» **WHAT TO PRODUCE**: Pictures aside, write out every record exactly as it appears.

[START OF MATERIALS PROVIDED]

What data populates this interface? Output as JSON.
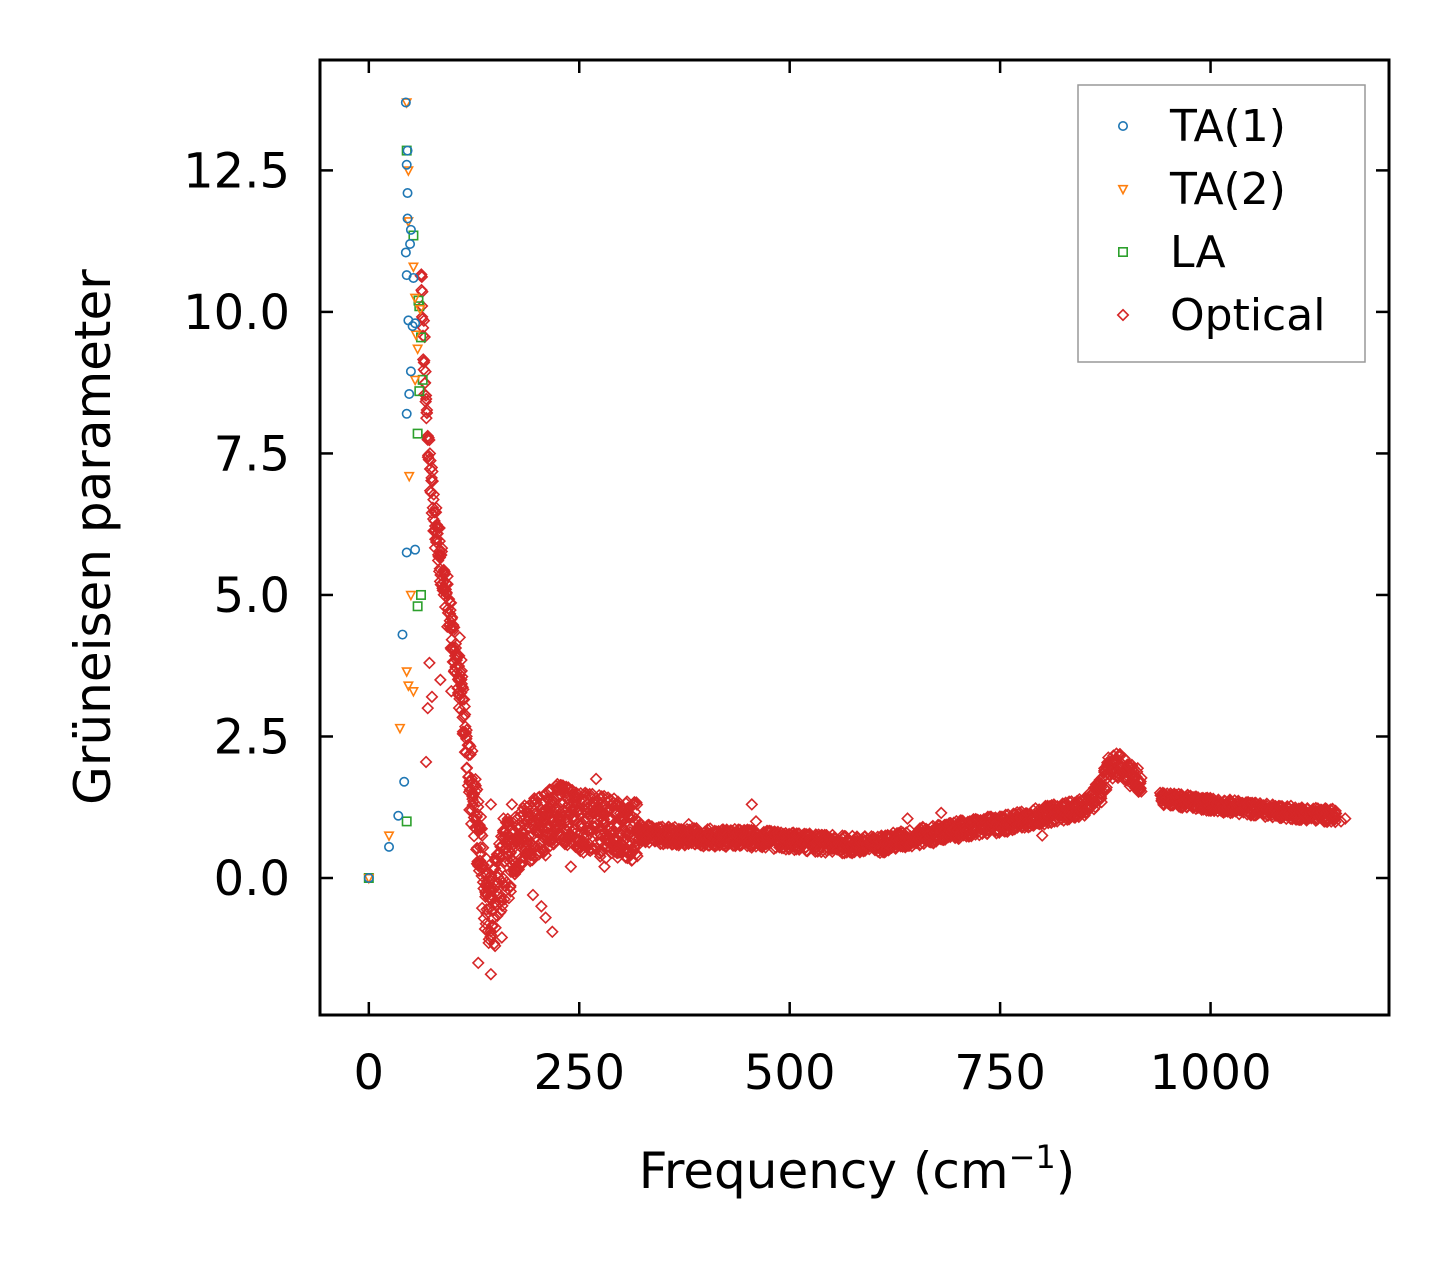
{
  "chart_data": {
    "type": "scatter",
    "title": "",
    "xlabel": "Frequency (cm",
    "xlabel_sup": "−1",
    "xlabel_close": ")",
    "ylabel": "Grüneisen parameter",
    "xlim": [
      -58,
      1212
    ],
    "ylim": [
      -2.42,
      14.45
    ],
    "xticks": [
      0,
      250,
      500,
      750,
      1000
    ],
    "xtick_labels": [
      "0",
      "250",
      "500",
      "750",
      "1000"
    ],
    "yticks": [
      0.0,
      2.5,
      5.0,
      7.5,
      10.0,
      12.5
    ],
    "ytick_labels": [
      "0.0",
      "2.5",
      "5.0",
      "7.5",
      "10.0",
      "12.5"
    ],
    "grid": false,
    "legend_position": "top-right",
    "series": [
      {
        "name": "TA(1)",
        "marker": "circle",
        "color": "#1f77b4",
        "points": [
          [
            0,
            0
          ],
          [
            24,
            0.55
          ],
          [
            35,
            1.1
          ],
          [
            42,
            1.7
          ],
          [
            40,
            4.3
          ],
          [
            45,
            5.75
          ],
          [
            55,
            5.8
          ],
          [
            45,
            8.2
          ],
          [
            48,
            8.55
          ],
          [
            50,
            8.95
          ],
          [
            52,
            9.75
          ],
          [
            47,
            9.85
          ],
          [
            55,
            9.8
          ],
          [
            45,
            10.65
          ],
          [
            53,
            10.6
          ],
          [
            44,
            11.05
          ],
          [
            49,
            11.2
          ],
          [
            50,
            11.45
          ],
          [
            46,
            11.65
          ],
          [
            46,
            12.1
          ],
          [
            45,
            12.6
          ],
          [
            46,
            12.85
          ],
          [
            44,
            13.7
          ]
        ]
      },
      {
        "name": "TA(2)",
        "marker": "triangle-down",
        "color": "#ff7f0e",
        "points": [
          [
            0,
            0
          ],
          [
            24,
            0.75
          ],
          [
            37,
            2.65
          ],
          [
            45,
            3.65
          ],
          [
            47,
            3.4
          ],
          [
            53,
            3.3
          ],
          [
            50,
            5.0
          ],
          [
            48,
            7.1
          ],
          [
            55,
            8.8
          ],
          [
            58,
            9.35
          ],
          [
            56,
            9.6
          ],
          [
            61,
            10.05
          ],
          [
            55,
            10.25
          ],
          [
            53,
            10.8
          ],
          [
            47,
            11.6
          ],
          [
            47,
            12.5
          ],
          [
            45,
            13.7
          ]
        ]
      },
      {
        "name": "LA",
        "marker": "square",
        "color": "#2ca02c",
        "points": [
          [
            0,
            0
          ],
          [
            45,
            1.0
          ],
          [
            58,
            4.8
          ],
          [
            62,
            5.0
          ],
          [
            58,
            7.85
          ],
          [
            60,
            8.6
          ],
          [
            64,
            8.8
          ],
          [
            62,
            9.55
          ],
          [
            60,
            10.1
          ],
          [
            59,
            10.2
          ],
          [
            53,
            11.35
          ],
          [
            45,
            12.85
          ]
        ]
      },
      {
        "name": "Optical",
        "marker": "diamond",
        "color": "#d62728",
        "curve": [
          [
            62,
            10.5
          ],
          [
            68,
            8.3
          ],
          [
            75,
            6.8
          ],
          [
            82,
            5.9
          ],
          [
            90,
            5.2
          ],
          [
            100,
            4.2
          ],
          [
            110,
            3.2
          ],
          [
            120,
            1.9
          ],
          [
            128,
            0.9
          ],
          [
            136,
            0.1
          ],
          [
            143,
            -0.65
          ],
          [
            150,
            -0.4
          ],
          [
            160,
            0.2
          ],
          [
            175,
            0.65
          ],
          [
            200,
            0.9
          ],
          [
            220,
            1.15
          ],
          [
            240,
            1.1
          ],
          [
            260,
            0.95
          ],
          [
            300,
            0.85
          ],
          [
            350,
            0.75
          ],
          [
            400,
            0.72
          ],
          [
            450,
            0.7
          ],
          [
            500,
            0.65
          ],
          [
            550,
            0.6
          ],
          [
            600,
            0.58
          ],
          [
            650,
            0.72
          ],
          [
            700,
            0.85
          ],
          [
            750,
            0.95
          ],
          [
            800,
            1.1
          ],
          [
            850,
            1.25
          ],
          [
            870,
            1.55
          ],
          [
            880,
            1.95
          ],
          [
            895,
            2.0
          ],
          [
            910,
            1.75
          ],
          [
            920,
            1.7
          ],
          [
            945,
            1.4
          ],
          [
            1000,
            1.3
          ],
          [
            1050,
            1.22
          ],
          [
            1100,
            1.15
          ],
          [
            1150,
            1.1
          ]
        ],
        "outliers": [
          [
            70,
            3.0
          ],
          [
            75,
            3.2
          ],
          [
            72,
            3.8
          ],
          [
            68,
            2.05
          ],
          [
            85,
            3.5
          ],
          [
            108,
            4.25
          ],
          [
            110,
            3.85
          ],
          [
            98,
            3.3
          ],
          [
            130,
            -1.5
          ],
          [
            145,
            -1.7
          ],
          [
            150,
            -1.2
          ],
          [
            158,
            -1.05
          ],
          [
            138,
            -0.9
          ],
          [
            145,
            -0.3
          ],
          [
            195,
            -0.3
          ],
          [
            205,
            -0.5
          ],
          [
            210,
            -0.7
          ],
          [
            218,
            -0.95
          ],
          [
            190,
            0.5
          ],
          [
            210,
            0.4
          ],
          [
            170,
            1.3
          ],
          [
            145,
            1.3
          ],
          [
            160,
            1.05
          ],
          [
            270,
            1.75
          ],
          [
            280,
            0.2
          ],
          [
            295,
            0.45
          ],
          [
            240,
            0.2
          ],
          [
            255,
            0.45
          ],
          [
            330,
            0.7
          ],
          [
            380,
            0.95
          ],
          [
            420,
            0.85
          ],
          [
            455,
            1.3
          ],
          [
            460,
            1.0
          ],
          [
            640,
            1.05
          ],
          [
            680,
            1.15
          ],
          [
            800,
            0.75
          ],
          [
            870,
            1.6
          ],
          [
            1160,
            1.05
          ],
          [
            1155,
            1.0
          ],
          [
            180,
            0.75
          ],
          [
            230,
            1.55
          ]
        ]
      }
    ]
  }
}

[END OF MATERIALS PROVIDED]

» **FINISHED ANSWER**:
What data populates this interface? Output as JSON.
{
  "chart_data": {
    "type": "scatter",
    "title": "",
    "xlabel": "Frequency (cm",
    "xlabel_sup": "−1",
    "xlabel_close": ")",
    "ylabel": "Grüneisen parameter",
    "xlim": [
      -58,
      1212
    ],
    "ylim": [
      -2.42,
      14.45
    ],
    "xticks": [
      0,
      250,
      500,
      750,
      1000
    ],
    "xtick_labels": [
      "0",
      "250",
      "500",
      "750",
      "1000"
    ],
    "yticks": [
      0.0,
      2.5,
      5.0,
      7.5,
      10.0,
      12.5
    ],
    "ytick_labels": [
      "0.0",
      "2.5",
      "5.0",
      "7.5",
      "10.0",
      "12.5"
    ],
    "grid": false,
    "legend_position": "top-right",
    "series": [
      {
        "name": "TA(1)",
        "marker": "circle",
        "color": "#1f77b4",
        "points": [
          [
            0,
            0
          ],
          [
            24,
            0.55
          ],
          [
            35,
            1.1
          ],
          [
            42,
            1.7
          ],
          [
            40,
            4.3
          ],
          [
            45,
            5.75
          ],
          [
            55,
            5.8
          ],
          [
            45,
            8.2
          ],
          [
            48,
            8.55
          ],
          [
            50,
            8.95
          ],
          [
            52,
            9.75
          ],
          [
            47,
            9.85
          ],
          [
            55,
            9.8
          ],
          [
            45,
            10.65
          ],
          [
            53,
            10.6
          ],
          [
            44,
            11.05
          ],
          [
            49,
            11.2
          ],
          [
            50,
            11.45
          ],
          [
            46,
            11.65
          ],
          [
            46,
            12.1
          ],
          [
            45,
            12.6
          ],
          [
            46,
            12.85
          ],
          [
            44,
            13.7
          ]
        ]
      },
      {
        "name": "TA(2)",
        "marker": "triangle-down",
        "color": "#ff7f0e",
        "points": [
          [
            0,
            0
          ],
          [
            24,
            0.75
          ],
          [
            37,
            2.65
          ],
          [
            45,
            3.65
          ],
          [
            47,
            3.4
          ],
          [
            53,
            3.3
          ],
          [
            50,
            5.0
          ],
          [
            48,
            7.1
          ],
          [
            55,
            8.8
          ],
          [
            58,
            9.35
          ],
          [
            56,
            9.6
          ],
          [
            61,
            10.05
          ],
          [
            55,
            10.25
          ],
          [
            53,
            10.8
          ],
          [
            47,
            11.6
          ],
          [
            47,
            12.5
          ],
          [
            45,
            13.7
          ]
        ]
      },
      {
        "name": "LA",
        "marker": "square",
        "color": "#2ca02c",
        "points": [
          [
            0,
            0
          ],
          [
            45,
            1.0
          ],
          [
            58,
            4.8
          ],
          [
            62,
            5.0
          ],
          [
            58,
            7.85
          ],
          [
            60,
            8.6
          ],
          [
            64,
            8.8
          ],
          [
            62,
            9.55
          ],
          [
            60,
            10.1
          ],
          [
            59,
            10.2
          ],
          [
            53,
            11.35
          ],
          [
            45,
            12.85
          ]
        ]
      },
      {
        "name": "Optical",
        "marker": "diamond",
        "color": "#d62728",
        "curve": [
          [
            62,
            10.5
          ],
          [
            68,
            8.3
          ],
          [
            75,
            6.8
          ],
          [
            82,
            5.9
          ],
          [
            90,
            5.2
          ],
          [
            100,
            4.2
          ],
          [
            110,
            3.2
          ],
          [
            120,
            1.9
          ],
          [
            128,
            0.9
          ],
          [
            136,
            0.1
          ],
          [
            143,
            -0.65
          ],
          [
            150,
            -0.4
          ],
          [
            160,
            0.2
          ],
          [
            175,
            0.65
          ],
          [
            200,
            0.9
          ],
          [
            220,
            1.15
          ],
          [
            240,
            1.1
          ],
          [
            260,
            0.95
          ],
          [
            300,
            0.85
          ],
          [
            350,
            0.75
          ],
          [
            400,
            0.72
          ],
          [
            450,
            0.7
          ],
          [
            500,
            0.65
          ],
          [
            550,
            0.6
          ],
          [
            600,
            0.58
          ],
          [
            650,
            0.72
          ],
          [
            700,
            0.85
          ],
          [
            750,
            0.95
          ],
          [
            800,
            1.1
          ],
          [
            850,
            1.25
          ],
          [
            870,
            1.55
          ],
          [
            880,
            1.95
          ],
          [
            895,
            2.0
          ],
          [
            910,
            1.75
          ],
          [
            920,
            1.7
          ],
          [
            945,
            1.4
          ],
          [
            1000,
            1.3
          ],
          [
            1050,
            1.22
          ],
          [
            1100,
            1.15
          ],
          [
            1150,
            1.1
          ]
        ],
        "outliers": [
          [
            70,
            3.0
          ],
          [
            75,
            3.2
          ],
          [
            72,
            3.8
          ],
          [
            68,
            2.05
          ],
          [
            85,
            3.5
          ],
          [
            108,
            4.25
          ],
          [
            110,
            3.85
          ],
          [
            98,
            3.3
          ],
          [
            130,
            -1.5
          ],
          [
            145,
            -1.7
          ],
          [
            150,
            -1.2
          ],
          [
            158,
            -1.05
          ],
          [
            138,
            -0.9
          ],
          [
            145,
            -0.3
          ],
          [
            195,
            -0.3
          ],
          [
            205,
            -0.5
          ],
          [
            210,
            -0.7
          ],
          [
            218,
            -0.95
          ],
          [
            190,
            0.5
          ],
          [
            210,
            0.4
          ],
          [
            170,
            1.3
          ],
          [
            145,
            1.3
          ],
          [
            160,
            1.05
          ],
          [
            270,
            1.75
          ],
          [
            280,
            0.2
          ],
          [
            295,
            0.45
          ],
          [
            240,
            0.2
          ],
          [
            255,
            0.45
          ],
          [
            330,
            0.7
          ],
          [
            380,
            0.95
          ],
          [
            420,
            0.85
          ],
          [
            455,
            1.3
          ],
          [
            460,
            1.0
          ],
          [
            640,
            1.05
          ],
          [
            680,
            1.15
          ],
          [
            800,
            0.75
          ],
          [
            870,
            1.6
          ],
          [
            1160,
            1.05
          ],
          [
            1155,
            1.0
          ],
          [
            180,
            0.75
          ],
          [
            230,
            1.55
          ]
        ]
      }
    ]
  }
}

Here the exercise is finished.